# Short exercise
Write the entries below out again exactly; any picture in them stays out.

▽

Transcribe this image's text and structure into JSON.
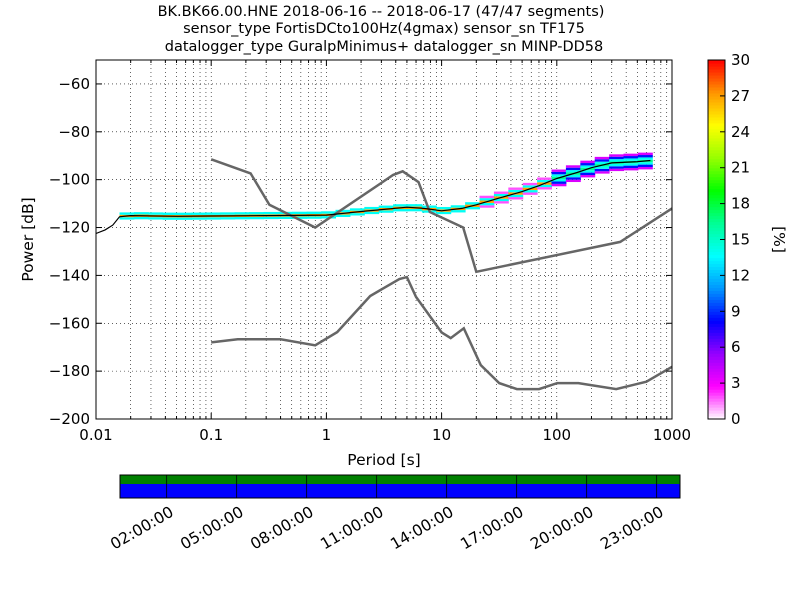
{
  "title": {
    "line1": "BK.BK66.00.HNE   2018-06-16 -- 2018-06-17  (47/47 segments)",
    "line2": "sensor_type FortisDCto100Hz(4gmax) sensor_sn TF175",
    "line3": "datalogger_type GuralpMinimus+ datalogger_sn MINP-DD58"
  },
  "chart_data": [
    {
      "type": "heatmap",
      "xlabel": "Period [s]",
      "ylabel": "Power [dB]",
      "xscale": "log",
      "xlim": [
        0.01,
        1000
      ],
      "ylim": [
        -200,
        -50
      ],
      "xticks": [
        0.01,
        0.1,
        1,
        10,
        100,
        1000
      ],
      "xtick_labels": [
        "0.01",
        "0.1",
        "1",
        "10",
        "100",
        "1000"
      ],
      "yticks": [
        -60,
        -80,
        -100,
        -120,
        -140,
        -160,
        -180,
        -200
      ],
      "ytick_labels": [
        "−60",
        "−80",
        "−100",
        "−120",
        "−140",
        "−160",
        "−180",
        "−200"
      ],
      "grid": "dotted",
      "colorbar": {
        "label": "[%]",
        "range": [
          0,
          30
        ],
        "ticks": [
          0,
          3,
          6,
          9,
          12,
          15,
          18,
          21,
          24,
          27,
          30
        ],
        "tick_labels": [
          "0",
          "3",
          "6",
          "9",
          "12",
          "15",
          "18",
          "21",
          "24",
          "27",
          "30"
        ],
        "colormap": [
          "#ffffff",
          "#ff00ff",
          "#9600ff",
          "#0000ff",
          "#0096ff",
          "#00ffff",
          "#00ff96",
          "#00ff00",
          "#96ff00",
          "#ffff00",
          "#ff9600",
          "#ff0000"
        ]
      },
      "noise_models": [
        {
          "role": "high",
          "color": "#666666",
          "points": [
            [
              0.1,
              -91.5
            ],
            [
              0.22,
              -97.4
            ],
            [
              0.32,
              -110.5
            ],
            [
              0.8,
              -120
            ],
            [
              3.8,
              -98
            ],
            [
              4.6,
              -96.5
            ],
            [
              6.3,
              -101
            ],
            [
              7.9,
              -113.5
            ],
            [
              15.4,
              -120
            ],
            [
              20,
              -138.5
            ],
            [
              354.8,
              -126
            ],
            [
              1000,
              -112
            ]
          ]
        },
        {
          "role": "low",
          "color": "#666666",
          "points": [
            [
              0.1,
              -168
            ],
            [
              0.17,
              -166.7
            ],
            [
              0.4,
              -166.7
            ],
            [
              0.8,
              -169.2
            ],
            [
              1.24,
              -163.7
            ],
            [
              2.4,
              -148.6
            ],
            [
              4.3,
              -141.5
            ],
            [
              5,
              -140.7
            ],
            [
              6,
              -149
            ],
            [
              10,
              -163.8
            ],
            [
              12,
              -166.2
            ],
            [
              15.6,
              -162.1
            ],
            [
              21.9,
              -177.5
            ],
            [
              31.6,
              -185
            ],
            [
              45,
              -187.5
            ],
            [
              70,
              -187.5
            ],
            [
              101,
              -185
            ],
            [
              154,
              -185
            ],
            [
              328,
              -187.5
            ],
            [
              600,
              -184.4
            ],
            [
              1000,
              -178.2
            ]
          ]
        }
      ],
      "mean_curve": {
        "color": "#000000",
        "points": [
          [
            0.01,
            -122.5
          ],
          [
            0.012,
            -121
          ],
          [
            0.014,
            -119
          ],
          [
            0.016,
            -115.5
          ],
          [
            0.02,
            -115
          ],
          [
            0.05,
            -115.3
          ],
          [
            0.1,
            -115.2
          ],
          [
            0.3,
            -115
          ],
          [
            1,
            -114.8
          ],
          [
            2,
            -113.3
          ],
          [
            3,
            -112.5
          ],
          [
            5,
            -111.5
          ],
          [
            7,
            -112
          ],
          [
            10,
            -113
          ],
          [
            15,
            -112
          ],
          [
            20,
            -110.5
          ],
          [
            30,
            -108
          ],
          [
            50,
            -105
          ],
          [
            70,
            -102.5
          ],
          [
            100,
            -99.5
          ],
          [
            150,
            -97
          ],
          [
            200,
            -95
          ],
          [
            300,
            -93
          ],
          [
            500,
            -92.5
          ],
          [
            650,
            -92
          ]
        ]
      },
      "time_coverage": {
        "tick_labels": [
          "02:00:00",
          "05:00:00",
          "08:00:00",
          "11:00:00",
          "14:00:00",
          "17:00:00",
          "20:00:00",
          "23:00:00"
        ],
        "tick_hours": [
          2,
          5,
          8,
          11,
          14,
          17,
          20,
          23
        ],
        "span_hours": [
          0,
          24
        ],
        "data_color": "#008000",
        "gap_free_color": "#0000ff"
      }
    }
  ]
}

△

# Solved exercise
Transcribe this image's text and structure into JSON.
{
  "title": {
    "line1": "BK.BK66.00.HNE   2018-06-16 -- 2018-06-17  (47/47 segments)",
    "line2": "sensor_type FortisDCto100Hz(4gmax) sensor_sn TF175",
    "line3": "datalogger_type GuralpMinimus+ datalogger_sn MINP-DD58"
  },
  "chart_data": [
    {
      "type": "heatmap",
      "xlabel": "Period [s]",
      "ylabel": "Power [dB]",
      "xscale": "log",
      "xlim": [
        0.01,
        1000
      ],
      "ylim": [
        -200,
        -50
      ],
      "xticks": [
        0.01,
        0.1,
        1,
        10,
        100,
        1000
      ],
      "xtick_labels": [
        "0.01",
        "0.1",
        "1",
        "10",
        "100",
        "1000"
      ],
      "yticks": [
        -60,
        -80,
        -100,
        -120,
        -140,
        -160,
        -180,
        -200
      ],
      "ytick_labels": [
        "−60",
        "−80",
        "−100",
        "−120",
        "−140",
        "−160",
        "−180",
        "−200"
      ],
      "grid": "dotted",
      "colorbar": {
        "label": "[%]",
        "range": [
          0,
          30
        ],
        "ticks": [
          0,
          3,
          6,
          9,
          12,
          15,
          18,
          21,
          24,
          27,
          30
        ],
        "tick_labels": [
          "0",
          "3",
          "6",
          "9",
          "12",
          "15",
          "18",
          "21",
          "24",
          "27",
          "30"
        ],
        "colormap": [
          "#ffffff",
          "#ff00ff",
          "#9600ff",
          "#0000ff",
          "#0096ff",
          "#00ffff",
          "#00ff96",
          "#00ff00",
          "#96ff00",
          "#ffff00",
          "#ff9600",
          "#ff0000"
        ]
      },
      "noise_models": [
        {
          "role": "high",
          "color": "#666666",
          "points": [
            [
              0.1,
              -91.5
            ],
            [
              0.22,
              -97.4
            ],
            [
              0.32,
              -110.5
            ],
            [
              0.8,
              -120
            ],
            [
              3.8,
              -98
            ],
            [
              4.6,
              -96.5
            ],
            [
              6.3,
              -101
            ],
            [
              7.9,
              -113.5
            ],
            [
              15.4,
              -120
            ],
            [
              20,
              -138.5
            ],
            [
              354.8,
              -126
            ],
            [
              1000,
              -112
            ]
          ]
        },
        {
          "role": "low",
          "color": "#666666",
          "points": [
            [
              0.1,
              -168
            ],
            [
              0.17,
              -166.7
            ],
            [
              0.4,
              -166.7
            ],
            [
              0.8,
              -169.2
            ],
            [
              1.24,
              -163.7
            ],
            [
              2.4,
              -148.6
            ],
            [
              4.3,
              -141.5
            ],
            [
              5,
              -140.7
            ],
            [
              6,
              -149
            ],
            [
              10,
              -163.8
            ],
            [
              12,
              -166.2
            ],
            [
              15.6,
              -162.1
            ],
            [
              21.9,
              -177.5
            ],
            [
              31.6,
              -185
            ],
            [
              45,
              -187.5
            ],
            [
              70,
              -187.5
            ],
            [
              101,
              -185
            ],
            [
              154,
              -185
            ],
            [
              328,
              -187.5
            ],
            [
              600,
              -184.4
            ],
            [
              1000,
              -178.2
            ]
          ]
        }
      ],
      "mean_curve": {
        "color": "#000000",
        "points": [
          [
            0.01,
            -122.5
          ],
          [
            0.012,
            -121
          ],
          [
            0.014,
            -119
          ],
          [
            0.016,
            -115.5
          ],
          [
            0.02,
            -115
          ],
          [
            0.05,
            -115.3
          ],
          [
            0.1,
            -115.2
          ],
          [
            0.3,
            -115
          ],
          [
            1,
            -114.8
          ],
          [
            2,
            -113.3
          ],
          [
            3,
            -112.5
          ],
          [
            5,
            -111.5
          ],
          [
            7,
            -112
          ],
          [
            10,
            -113
          ],
          [
            15,
            -112
          ],
          [
            20,
            -110.5
          ],
          [
            30,
            -108
          ],
          [
            50,
            -105
          ],
          [
            70,
            -102.5
          ],
          [
            100,
            -99.5
          ],
          [
            150,
            -97
          ],
          [
            200,
            -95
          ],
          [
            300,
            -93
          ],
          [
            500,
            -92.5
          ],
          [
            650,
            -92
          ]
        ]
      },
      "time_coverage": {
        "tick_labels": [
          "02:00:00",
          "05:00:00",
          "08:00:00",
          "11:00:00",
          "14:00:00",
          "17:00:00",
          "20:00:00",
          "23:00:00"
        ],
        "tick_hours": [
          2,
          5,
          8,
          11,
          14,
          17,
          20,
          23
        ],
        "span_hours": [
          0,
          24
        ],
        "data_color": "#008000",
        "gap_free_color": "#0000ff"
      }
    }
  ]
}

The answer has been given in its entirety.